▶ _What the task requires_: Count how many lines in the material below hold the word "asintotico"; the reply is that number alone.
☆ ☆ ☆ ☆ ☆
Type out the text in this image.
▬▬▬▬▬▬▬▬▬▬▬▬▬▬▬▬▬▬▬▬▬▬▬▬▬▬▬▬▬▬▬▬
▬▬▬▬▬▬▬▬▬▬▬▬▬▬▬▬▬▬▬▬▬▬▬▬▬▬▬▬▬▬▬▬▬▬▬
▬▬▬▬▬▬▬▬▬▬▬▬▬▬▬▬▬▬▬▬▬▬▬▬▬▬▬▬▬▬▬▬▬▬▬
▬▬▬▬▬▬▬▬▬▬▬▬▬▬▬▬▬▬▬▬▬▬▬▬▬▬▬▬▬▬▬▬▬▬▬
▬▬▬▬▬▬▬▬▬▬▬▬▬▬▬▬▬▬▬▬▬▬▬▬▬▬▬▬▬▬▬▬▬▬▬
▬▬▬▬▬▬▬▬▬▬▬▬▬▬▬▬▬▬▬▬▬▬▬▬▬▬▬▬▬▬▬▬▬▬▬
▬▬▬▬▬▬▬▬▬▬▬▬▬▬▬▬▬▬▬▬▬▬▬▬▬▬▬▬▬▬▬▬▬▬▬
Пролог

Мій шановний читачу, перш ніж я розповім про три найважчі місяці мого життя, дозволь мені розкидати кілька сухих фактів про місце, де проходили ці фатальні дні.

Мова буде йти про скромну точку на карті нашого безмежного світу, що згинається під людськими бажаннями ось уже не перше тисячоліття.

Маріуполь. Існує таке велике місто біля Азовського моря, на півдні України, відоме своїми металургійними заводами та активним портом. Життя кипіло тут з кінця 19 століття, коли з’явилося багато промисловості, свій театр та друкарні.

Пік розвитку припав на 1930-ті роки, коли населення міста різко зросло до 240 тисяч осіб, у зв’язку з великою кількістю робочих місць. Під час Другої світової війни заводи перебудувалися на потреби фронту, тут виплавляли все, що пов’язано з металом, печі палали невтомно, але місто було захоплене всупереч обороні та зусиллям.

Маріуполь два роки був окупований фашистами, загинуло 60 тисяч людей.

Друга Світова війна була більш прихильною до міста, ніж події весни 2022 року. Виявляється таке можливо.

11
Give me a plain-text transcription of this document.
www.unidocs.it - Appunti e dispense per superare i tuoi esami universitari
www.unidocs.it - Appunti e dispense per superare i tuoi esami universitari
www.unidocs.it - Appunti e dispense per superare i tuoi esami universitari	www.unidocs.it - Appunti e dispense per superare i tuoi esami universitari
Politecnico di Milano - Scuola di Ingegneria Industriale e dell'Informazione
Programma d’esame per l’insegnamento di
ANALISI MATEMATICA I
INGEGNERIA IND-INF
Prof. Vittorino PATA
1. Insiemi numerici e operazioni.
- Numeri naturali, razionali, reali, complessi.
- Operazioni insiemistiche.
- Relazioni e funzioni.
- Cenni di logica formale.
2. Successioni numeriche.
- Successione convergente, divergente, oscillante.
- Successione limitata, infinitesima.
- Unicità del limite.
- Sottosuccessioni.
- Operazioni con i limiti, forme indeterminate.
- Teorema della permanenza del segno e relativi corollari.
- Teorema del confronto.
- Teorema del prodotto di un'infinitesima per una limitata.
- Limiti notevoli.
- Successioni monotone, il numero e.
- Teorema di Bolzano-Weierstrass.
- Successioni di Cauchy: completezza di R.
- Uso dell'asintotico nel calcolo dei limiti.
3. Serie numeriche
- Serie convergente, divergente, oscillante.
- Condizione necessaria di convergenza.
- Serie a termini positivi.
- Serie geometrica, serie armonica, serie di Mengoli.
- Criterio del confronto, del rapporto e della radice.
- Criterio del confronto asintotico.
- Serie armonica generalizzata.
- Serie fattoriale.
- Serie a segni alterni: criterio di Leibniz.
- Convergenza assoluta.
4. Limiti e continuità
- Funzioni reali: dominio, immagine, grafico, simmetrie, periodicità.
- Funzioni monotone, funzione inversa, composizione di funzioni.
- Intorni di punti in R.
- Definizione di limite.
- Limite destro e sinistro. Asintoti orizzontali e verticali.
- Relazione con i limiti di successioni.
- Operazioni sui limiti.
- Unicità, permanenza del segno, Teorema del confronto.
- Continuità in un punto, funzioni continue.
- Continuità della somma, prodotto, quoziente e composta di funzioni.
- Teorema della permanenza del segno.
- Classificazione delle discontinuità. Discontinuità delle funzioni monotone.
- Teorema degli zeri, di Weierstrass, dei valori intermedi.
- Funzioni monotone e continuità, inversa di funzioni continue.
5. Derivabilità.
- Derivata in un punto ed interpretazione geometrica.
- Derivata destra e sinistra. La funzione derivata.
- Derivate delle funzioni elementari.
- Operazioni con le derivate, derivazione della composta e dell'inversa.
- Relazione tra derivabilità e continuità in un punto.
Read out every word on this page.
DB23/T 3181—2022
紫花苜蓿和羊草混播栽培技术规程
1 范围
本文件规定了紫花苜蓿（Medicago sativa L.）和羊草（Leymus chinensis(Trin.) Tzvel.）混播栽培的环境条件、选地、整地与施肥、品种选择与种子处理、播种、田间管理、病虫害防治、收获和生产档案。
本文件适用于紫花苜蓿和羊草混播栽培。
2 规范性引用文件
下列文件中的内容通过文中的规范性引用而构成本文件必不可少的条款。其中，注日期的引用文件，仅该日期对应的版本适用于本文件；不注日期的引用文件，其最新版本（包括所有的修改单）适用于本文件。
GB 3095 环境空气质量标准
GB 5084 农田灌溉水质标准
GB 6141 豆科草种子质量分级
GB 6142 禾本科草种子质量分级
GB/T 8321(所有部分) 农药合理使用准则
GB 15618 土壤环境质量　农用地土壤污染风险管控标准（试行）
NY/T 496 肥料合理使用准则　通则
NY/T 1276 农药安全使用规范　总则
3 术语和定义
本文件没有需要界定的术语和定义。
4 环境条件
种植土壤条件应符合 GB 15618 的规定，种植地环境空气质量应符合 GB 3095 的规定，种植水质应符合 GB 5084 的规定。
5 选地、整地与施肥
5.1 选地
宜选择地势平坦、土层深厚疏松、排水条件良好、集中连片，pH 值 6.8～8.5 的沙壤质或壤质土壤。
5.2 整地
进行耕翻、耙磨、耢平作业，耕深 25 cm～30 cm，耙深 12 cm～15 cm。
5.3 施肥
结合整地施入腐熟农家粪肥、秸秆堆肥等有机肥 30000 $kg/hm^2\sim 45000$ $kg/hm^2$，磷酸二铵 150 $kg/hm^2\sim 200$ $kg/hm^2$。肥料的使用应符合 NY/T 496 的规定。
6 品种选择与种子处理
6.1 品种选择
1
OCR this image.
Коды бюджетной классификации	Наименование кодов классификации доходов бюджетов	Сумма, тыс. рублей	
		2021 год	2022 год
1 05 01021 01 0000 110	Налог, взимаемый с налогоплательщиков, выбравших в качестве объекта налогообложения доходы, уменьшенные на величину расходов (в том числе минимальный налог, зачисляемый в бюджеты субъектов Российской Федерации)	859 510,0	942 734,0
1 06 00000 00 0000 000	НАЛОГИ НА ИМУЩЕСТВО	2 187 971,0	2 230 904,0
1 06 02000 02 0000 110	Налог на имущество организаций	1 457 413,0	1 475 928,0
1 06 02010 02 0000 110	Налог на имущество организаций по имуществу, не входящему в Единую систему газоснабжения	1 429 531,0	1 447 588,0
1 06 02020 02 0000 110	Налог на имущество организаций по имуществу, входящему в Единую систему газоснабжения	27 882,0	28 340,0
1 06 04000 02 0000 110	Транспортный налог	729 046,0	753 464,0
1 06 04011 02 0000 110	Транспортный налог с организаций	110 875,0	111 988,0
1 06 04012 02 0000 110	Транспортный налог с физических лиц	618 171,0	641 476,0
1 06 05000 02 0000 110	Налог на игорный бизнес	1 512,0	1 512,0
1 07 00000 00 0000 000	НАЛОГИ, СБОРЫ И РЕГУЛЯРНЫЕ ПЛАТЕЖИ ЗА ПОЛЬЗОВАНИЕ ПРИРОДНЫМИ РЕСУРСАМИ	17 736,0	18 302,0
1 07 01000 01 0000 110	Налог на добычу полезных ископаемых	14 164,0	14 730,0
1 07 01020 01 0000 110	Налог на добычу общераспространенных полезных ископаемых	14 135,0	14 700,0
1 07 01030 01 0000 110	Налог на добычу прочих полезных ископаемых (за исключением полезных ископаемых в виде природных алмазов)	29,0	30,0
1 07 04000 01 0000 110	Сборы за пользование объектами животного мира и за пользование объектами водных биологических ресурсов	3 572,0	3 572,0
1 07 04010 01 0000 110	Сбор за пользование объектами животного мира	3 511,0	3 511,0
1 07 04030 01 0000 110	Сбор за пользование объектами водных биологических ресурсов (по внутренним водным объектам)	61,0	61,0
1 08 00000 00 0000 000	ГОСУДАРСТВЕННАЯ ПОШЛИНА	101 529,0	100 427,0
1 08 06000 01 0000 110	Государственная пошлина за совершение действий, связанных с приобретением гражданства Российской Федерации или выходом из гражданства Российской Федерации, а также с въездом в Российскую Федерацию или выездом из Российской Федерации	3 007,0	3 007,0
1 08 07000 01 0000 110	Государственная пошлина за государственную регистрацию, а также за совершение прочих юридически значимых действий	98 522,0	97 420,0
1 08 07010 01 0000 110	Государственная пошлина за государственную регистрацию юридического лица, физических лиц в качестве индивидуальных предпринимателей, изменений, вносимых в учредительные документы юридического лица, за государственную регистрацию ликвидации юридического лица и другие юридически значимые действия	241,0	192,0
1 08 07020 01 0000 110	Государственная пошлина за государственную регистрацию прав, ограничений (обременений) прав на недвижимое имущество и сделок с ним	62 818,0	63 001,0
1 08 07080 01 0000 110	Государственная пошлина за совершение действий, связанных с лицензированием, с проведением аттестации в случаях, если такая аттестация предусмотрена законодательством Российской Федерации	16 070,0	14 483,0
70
☆ ☆ ☆ ☆ ☆
▶ _Task output_: 2